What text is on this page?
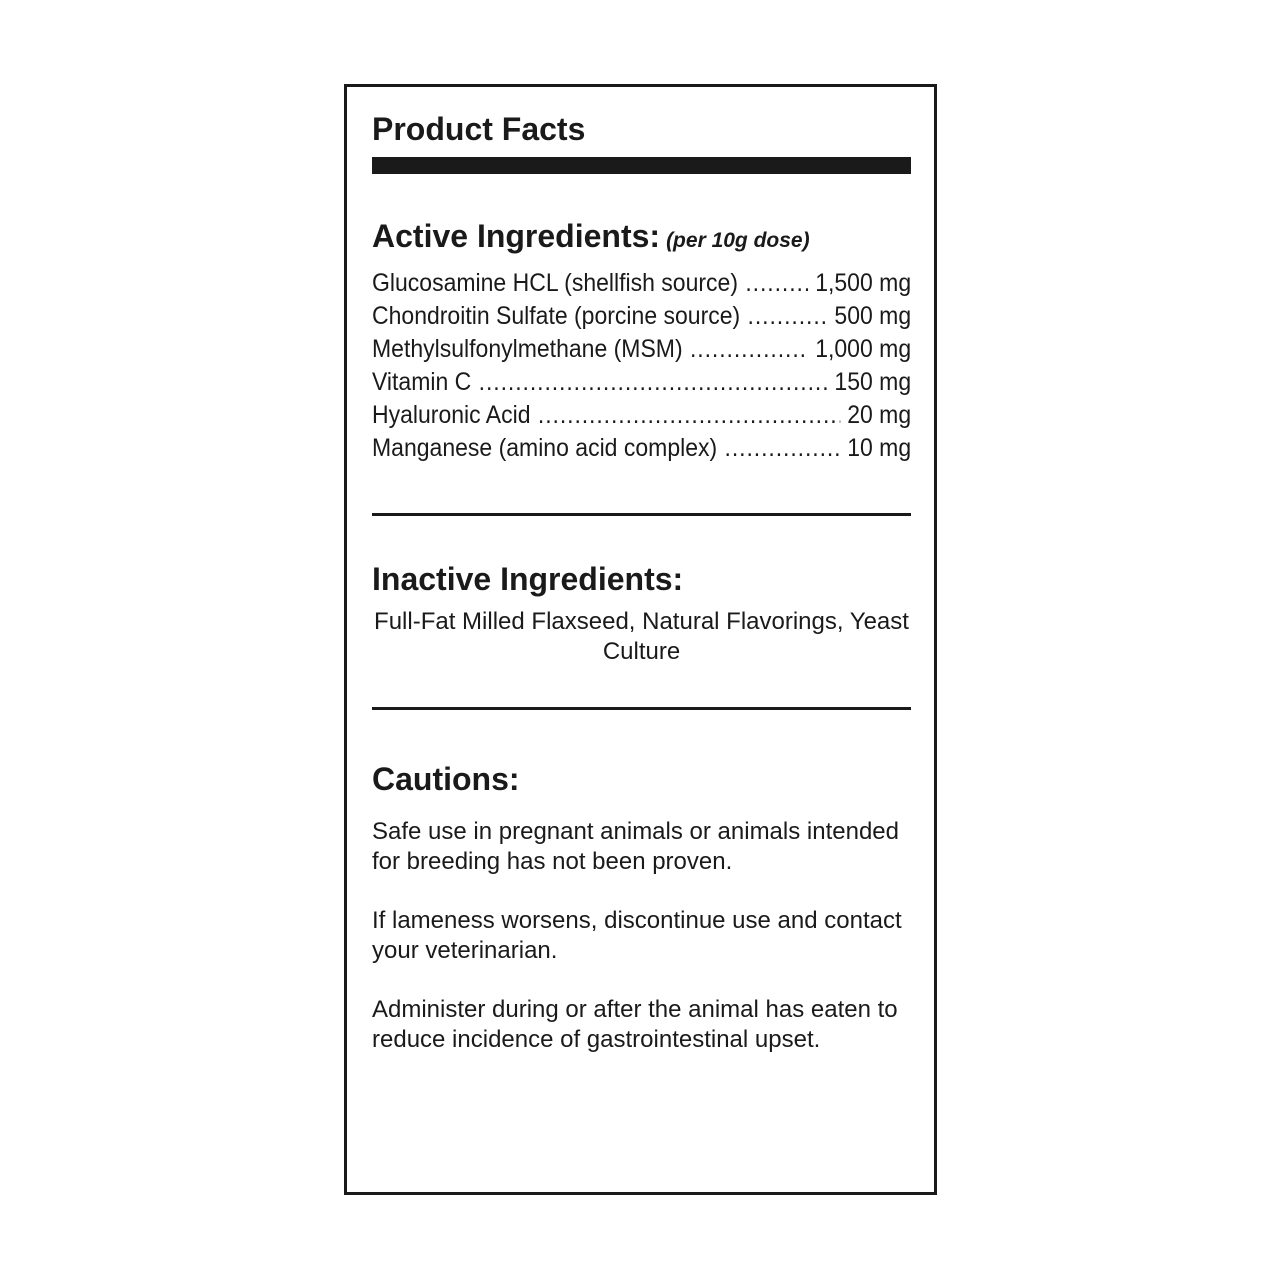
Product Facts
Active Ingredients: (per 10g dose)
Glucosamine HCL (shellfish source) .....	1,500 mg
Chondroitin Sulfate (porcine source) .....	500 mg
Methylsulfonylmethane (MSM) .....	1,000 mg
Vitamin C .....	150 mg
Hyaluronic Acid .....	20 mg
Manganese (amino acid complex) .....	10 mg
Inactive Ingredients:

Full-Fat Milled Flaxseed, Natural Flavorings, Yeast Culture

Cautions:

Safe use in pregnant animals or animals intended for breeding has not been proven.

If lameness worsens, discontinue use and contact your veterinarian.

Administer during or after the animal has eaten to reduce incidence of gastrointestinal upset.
+++++
→ EXERCISE DETAILS:
Leave out the pictures and give the rest of the records again exactly.

→ FULL RESPONSE:
What text is on this page?
Product Facts
Active Ingredients: (per 10g dose)
Glucosamine HCL (shellfish source) .....	1,500 mg
Chondroitin Sulfate (porcine source) .....	500 mg
Methylsulfonylmethane (MSM) .....	1,000 mg
Vitamin C .....	150 mg
Hyaluronic Acid .....	20 mg
Manganese (amino acid complex) .....	10 mg
Inactive Ingredients:

Full-Fat Milled Flaxseed, Natural Flavorings, Yeast Culture

Cautions:

Safe use in pregnant animals or animals intended for breeding has not been proven.

If lameness worsens, discontinue use and contact your veterinarian.

Administer during or after the animal has eaten to reduce incidence of gastrointestinal upset.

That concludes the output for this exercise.